_WHAT YOU HAVE TO DO_: Reproduce every line of the material below, but drop the pictures.

Entries from a visual dataset:
%%
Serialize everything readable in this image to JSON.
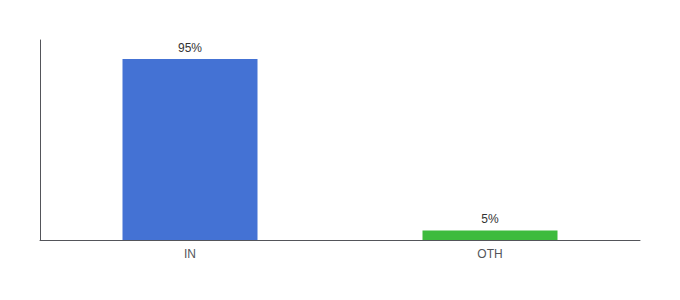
{
  "chart_data": {
    "type": "bar",
    "categories": [
      "IN",
      "OTH"
    ],
    "values": [
      95,
      5
    ],
    "value_labels": [
      "95%",
      "5%"
    ],
    "colors": [
      "#4472d4",
      "#3dbb3d"
    ],
    "ylim": [
      0,
      105
    ],
    "yticks": [],
    "grid": false,
    "data_labels": true,
    "tick_labels": "x"
  }
}
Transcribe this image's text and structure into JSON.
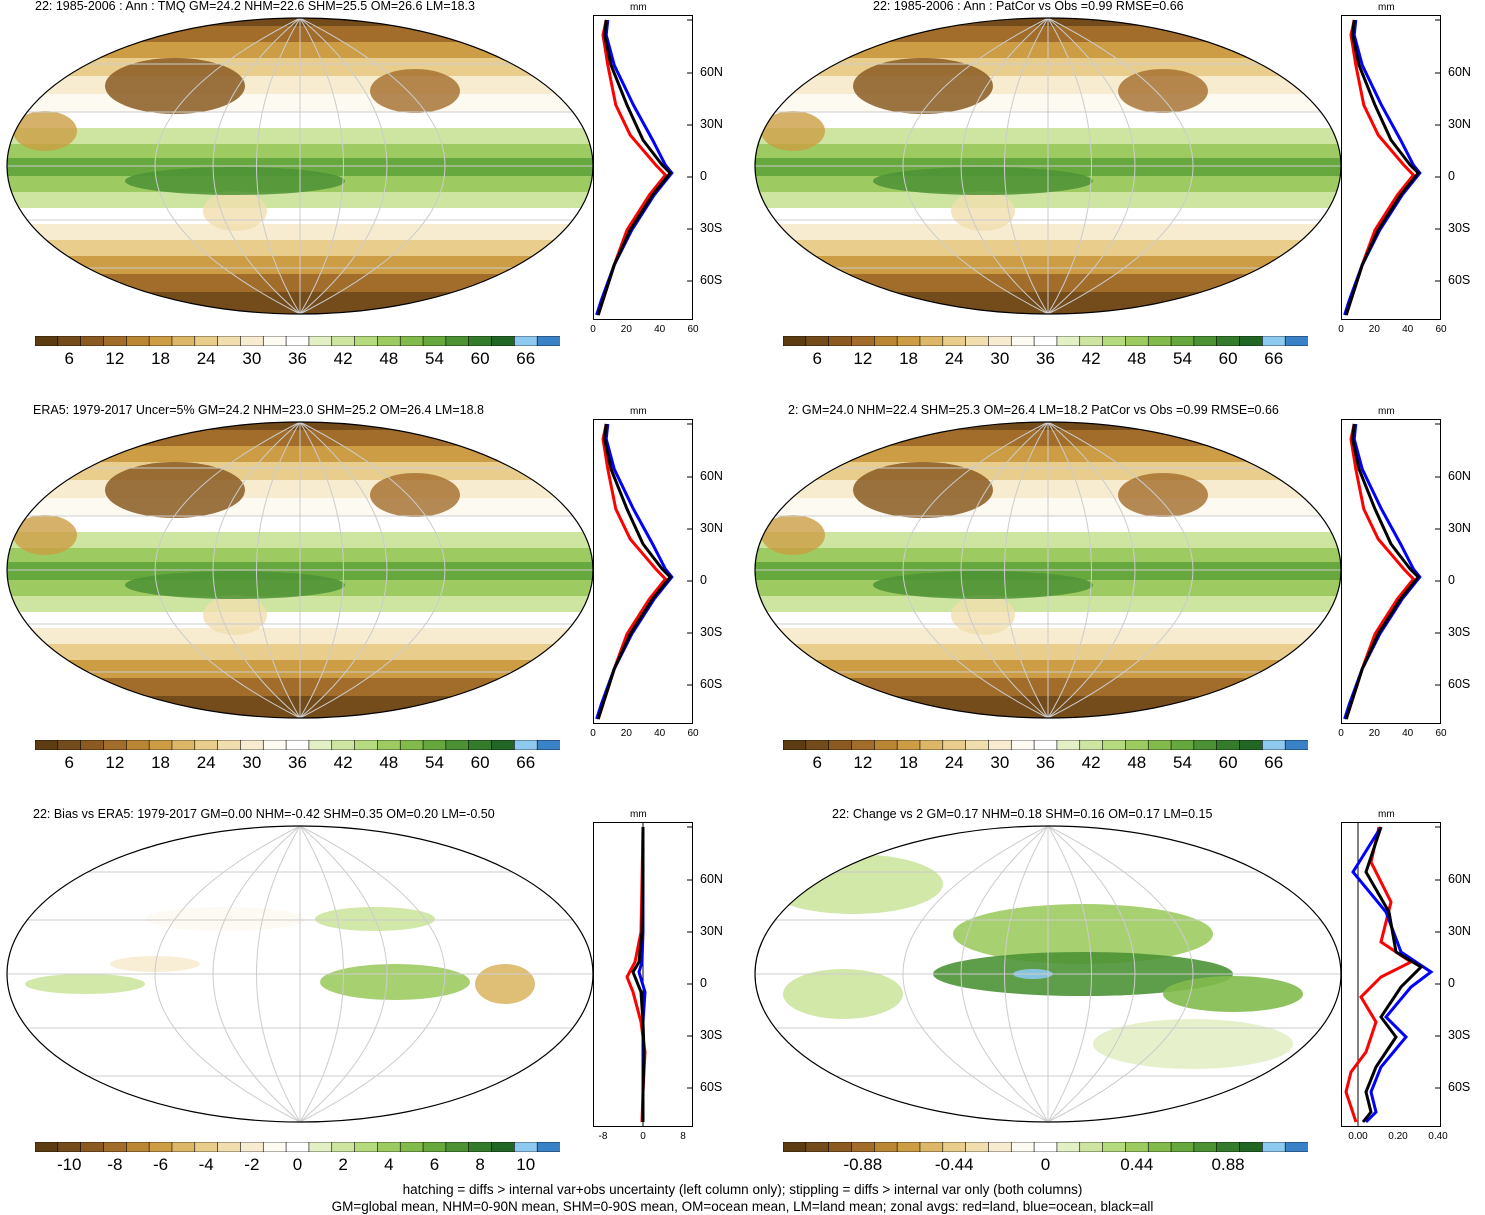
%%
_WRITTEN ANSWER_:
Serialize everything readable in this image to JSON.
{
  "chart_data": {
    "type": "bar",
    "categories": [
      "IN",
      "OTH"
    ],
    "values": [
      95,
      5
    ],
    "value_labels": [
      "95%",
      "5%"
    ],
    "colors": [
      "#4472d4",
      "#3dbb3d"
    ],
    "ylim": [
      0,
      105
    ],
    "yticks": [],
    "grid": false,
    "data_labels": true,
    "tick_labels": "x"
  }
}
Transcribe this image's text and structure into JSON.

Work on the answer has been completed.